*WHAT THIS TASK INVOLVES*:
Find the line containing "What's the underlying" in the entries; transcribe it and all remaining lines through the end, exactly as they appear, but not the pictures.

[Dataset listings of figures]
-=-=-

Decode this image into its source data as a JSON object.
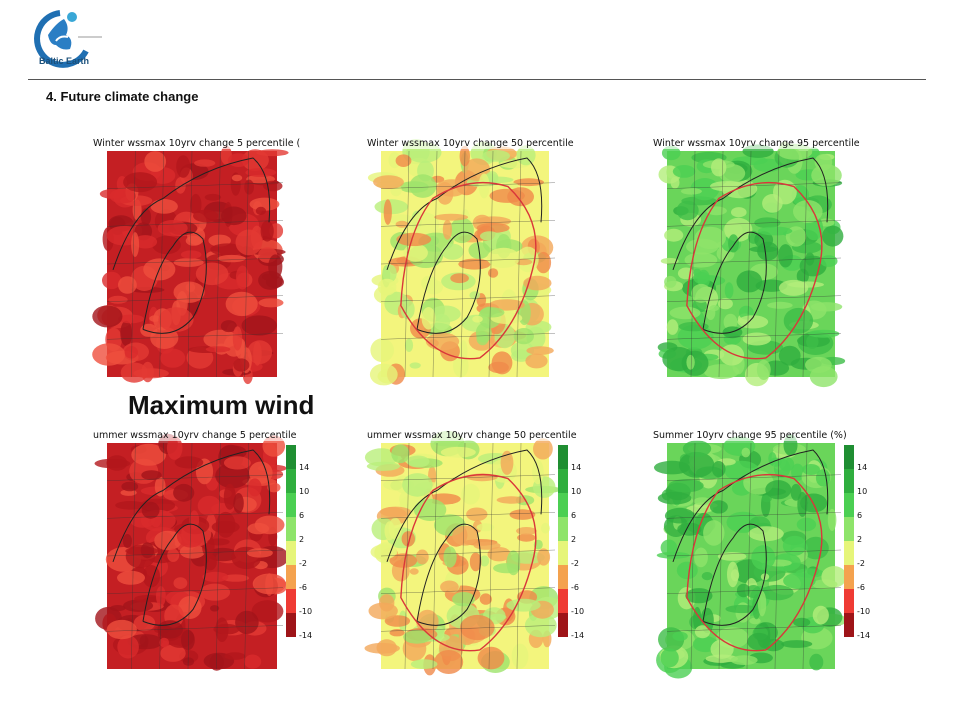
{
  "header": {
    "logo_name": "Baltic Earth",
    "section_title": "4. Future climate change"
  },
  "overlay_label": "Maximum wind",
  "colors": {
    "red_dark": "#b3171b",
    "red": "#e8453b",
    "orange": "#f28b4c",
    "yellow": "#f3f57d",
    "lightgreen": "#b9ef7a",
    "green": "#4bcf52",
    "darkgreen": "#1f8e32",
    "border_red": "#d9373a"
  },
  "panels": [
    {
      "title": "Winter wssmax 10yrv change 5 percentile (",
      "palette": "red",
      "colorbar": false
    },
    {
      "title": "Winter wssmax 10yrv change 50 percentile",
      "palette": "mixed",
      "colorbar": false
    },
    {
      "title": "Winter wssmax 10yrv change 95 percentile",
      "palette": "green",
      "colorbar": false
    },
    {
      "title": "ummer wssmax 10yrv change 5 percentile",
      "palette": "red",
      "colorbar": true
    },
    {
      "title": "ummer wssmax 10yrv change 50 percentile",
      "palette": "mixed",
      "colorbar": true
    },
    {
      "title": "Summer 10yrv change 95 percentile (%)",
      "palette": "green",
      "colorbar": true
    }
  ],
  "colorbar_ticks": [
    "14",
    "10",
    "6",
    "2",
    "-2",
    "-6",
    "-10",
    "-14"
  ],
  "colorbar_colors": [
    "#1f8e32",
    "#2fae3e",
    "#4bcf52",
    "#8ee46a",
    "#e6f57a",
    "#f4a24e",
    "#ef3b34",
    "#9e1418"
  ]
}
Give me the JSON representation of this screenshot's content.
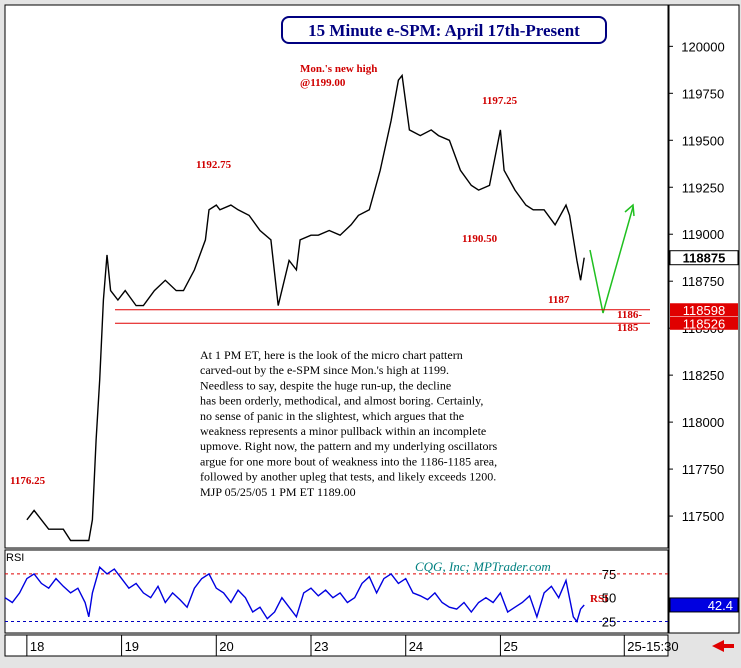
{
  "chart_data": [
    {
      "type": "line",
      "title": "15 Minute e-SPM: April 17th-Present",
      "x": [
        0,
        2,
        4,
        6,
        10,
        12,
        15,
        17,
        18,
        19,
        20,
        21,
        22,
        23,
        25,
        27,
        30,
        32,
        35,
        38,
        41,
        43,
        46,
        49,
        50,
        52,
        53,
        56,
        58,
        61,
        64,
        67,
        69,
        72,
        74,
        75,
        78,
        80,
        83,
        86,
        89,
        91,
        94,
        97,
        100,
        102,
        103,
        105,
        108,
        111,
        113,
        116,
        119,
        122,
        124,
        127,
        130,
        131,
        134,
        137,
        139,
        142,
        145,
        148,
        149,
        151,
        152,
        153
      ],
      "series": [
        {
          "color": "#000000",
          "values": [
            117480,
            117530,
            117480,
            117430,
            117430,
            117370,
            117370,
            117370,
            117480,
            117905,
            118225,
            118650,
            118890,
            118700,
            118650,
            118700,
            118620,
            118620,
            118700,
            118755,
            118700,
            118700,
            118810,
            118970,
            119130,
            119155,
            119130,
            119155,
            119130,
            119100,
            119020,
            118970,
            118620,
            118860,
            118810,
            118970,
            118995,
            118995,
            119020,
            118995,
            119050,
            119100,
            119130,
            119340,
            119605,
            119820,
            119845,
            119555,
            119525,
            119555,
            119525,
            119500,
            119340,
            119260,
            119235,
            119260,
            119555,
            119340,
            119235,
            119155,
            119130,
            119130,
            119050,
            119155,
            119100,
            118860,
            118755,
            118875
          ]
        }
      ],
      "xlim": [
        -6,
        176
      ],
      "ylim": [
        117330,
        120220
      ],
      "yticks": [
        117500,
        117750,
        118000,
        118250,
        118500,
        118750,
        119000,
        119250,
        119500,
        119750,
        120000
      ],
      "levels": [
        118598,
        118526
      ],
      "level_color": "#e00000",
      "annotations": [
        "Mon.'s new high",
        "@1199.00",
        "1197.25",
        "1192.75",
        "1190.50",
        "1187",
        "1186-",
        "1185",
        "1176.25"
      ],
      "note_lines": [
        "At 1 PM ET, here is the look of the micro chart pattern",
        "carved-out by the e-SPM since Mon.'s high at 1199.",
        "Needless to say, despite the huge run-up, the decline",
        "has been orderly, methodical, and almost boring. Certainly,",
        "no sense of panic in the slightest, which argues that the",
        "weakness represents a minor pullback within an incomplete",
        "upmove. Right now, the pattern and my underlying oscillators",
        "argue for one more bout of weakness into the 1186-1185 area,",
        "followed by another upleg that tests, and likely exceeds 1200.",
        "MJP 05/25/05  1 PM ET 1189.00"
      ]
    },
    {
      "type": "line",
      "title": "RSI",
      "x": [
        -6,
        -4,
        -2,
        0,
        2,
        4,
        6,
        8,
        10,
        12,
        14,
        16,
        17,
        18,
        20,
        22,
        24,
        26,
        28,
        30,
        32,
        34,
        36,
        38,
        40,
        42,
        44,
        46,
        48,
        50,
        52,
        54,
        56,
        58,
        60,
        62,
        64,
        66,
        68,
        70,
        72,
        74,
        76,
        78,
        80,
        82,
        84,
        86,
        88,
        90,
        92,
        94,
        96,
        98,
        100,
        102,
        104,
        106,
        108,
        110,
        112,
        114,
        116,
        118,
        120,
        122,
        124,
        126,
        128,
        130,
        132,
        134,
        136,
        138,
        140,
        142,
        144,
        146,
        148,
        150,
        151,
        152,
        153
      ],
      "series": [
        {
          "name": "RSI",
          "color": "#0000e0",
          "values": [
            50,
            45,
            55,
            70,
            75,
            65,
            60,
            70,
            62,
            55,
            60,
            45,
            30,
            55,
            82,
            75,
            80,
            70,
            60,
            65,
            55,
            50,
            62,
            45,
            55,
            48,
            40,
            60,
            70,
            75,
            60,
            55,
            45,
            58,
            50,
            35,
            40,
            28,
            35,
            50,
            40,
            30,
            55,
            60,
            52,
            58,
            50,
            55,
            45,
            50,
            65,
            72,
            55,
            70,
            75,
            65,
            70,
            55,
            52,
            48,
            55,
            45,
            40,
            38,
            45,
            35,
            45,
            50,
            45,
            55,
            35,
            40,
            45,
            52,
            30,
            55,
            62,
            50,
            68,
            30,
            25,
            38,
            42.4
          ]
        }
      ],
      "xlim": [
        -6,
        176
      ],
      "xticks": [
        {
          "value": 0,
          "label": "18"
        },
        {
          "value": 26,
          "label": "19"
        },
        {
          "value": 52,
          "label": "20"
        },
        {
          "value": 78,
          "label": "23"
        },
        {
          "value": 104,
          "label": "24"
        },
        {
          "value": 130,
          "label": "25"
        },
        {
          "value": 164,
          "label": "25-15:30"
        }
      ],
      "ylim": [
        13,
        100
      ],
      "yticks": [
        25,
        50,
        75
      ],
      "ref_lines": [
        {
          "value": 75,
          "color": "#e00000"
        },
        {
          "value": 25,
          "color": "#0000c0"
        }
      ],
      "credit": "CQG, Inc; MPTrader.com"
    }
  ]
}
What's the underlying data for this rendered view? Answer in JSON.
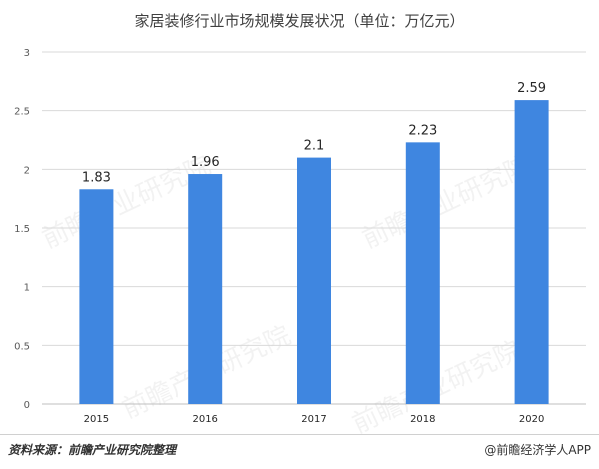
{
  "chart_data": {
    "type": "bar",
    "title": "家居装修行业市场规模发展状况（单位：万亿元）",
    "categories": [
      "2015",
      "2016",
      "2017",
      "2018",
      "2020"
    ],
    "values": [
      1.83,
      1.96,
      2.1,
      2.23,
      2.59
    ],
    "data_labels": [
      "1.83",
      "1.96",
      "2.1",
      "2.23",
      "2.59"
    ],
    "y_ticks": [
      "0",
      "0.5",
      "1",
      "1.5",
      "2",
      "2.5",
      "3"
    ],
    "ylim": [
      0,
      3
    ],
    "grid": true,
    "legend": "none",
    "bar_color": "#3f86e0",
    "watermark": "前瞻产业研究院"
  },
  "footer": {
    "source": "资料来源：前瞻产业研究院整理",
    "brand": "@前瞻经济学人APP"
  }
}
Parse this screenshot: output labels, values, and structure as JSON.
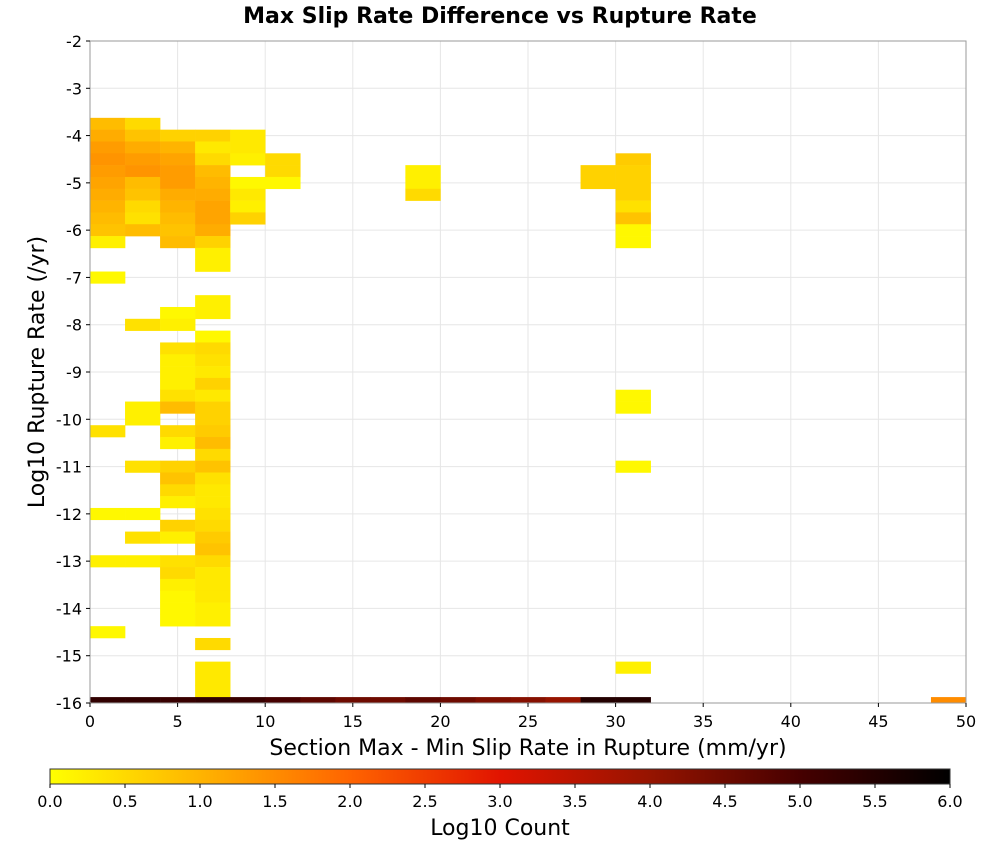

-=-=-

*TASK SOLUTION*:
What's the underlying data for this rendered view? Answer in JSON.
{
  "chart_data": {
    "type": "bar",
    "title": "家居装修行业市场规模发展状况（单位：万亿元）",
    "categories": [
      "2015",
      "2016",
      "2017",
      "2018",
      "2020"
    ],
    "values": [
      1.83,
      1.96,
      2.1,
      2.23,
      2.59
    ],
    "data_labels": [
      "1.83",
      "1.96",
      "2.1",
      "2.23",
      "2.59"
    ],
    "y_ticks": [
      "0",
      "0.5",
      "1",
      "1.5",
      "2",
      "2.5",
      "3"
    ],
    "ylim": [
      0,
      3
    ],
    "grid": true,
    "legend": "none",
    "bar_color": "#3f86e0",
    "watermark": "前瞻产业研究院"
  },
  "footer": {
    "source": "资料来源：前瞻产业研究院整理",
    "brand": "@前瞻经济学人APP"
  }
}
Parse this screenshot: output labels, values, and structure as JSON.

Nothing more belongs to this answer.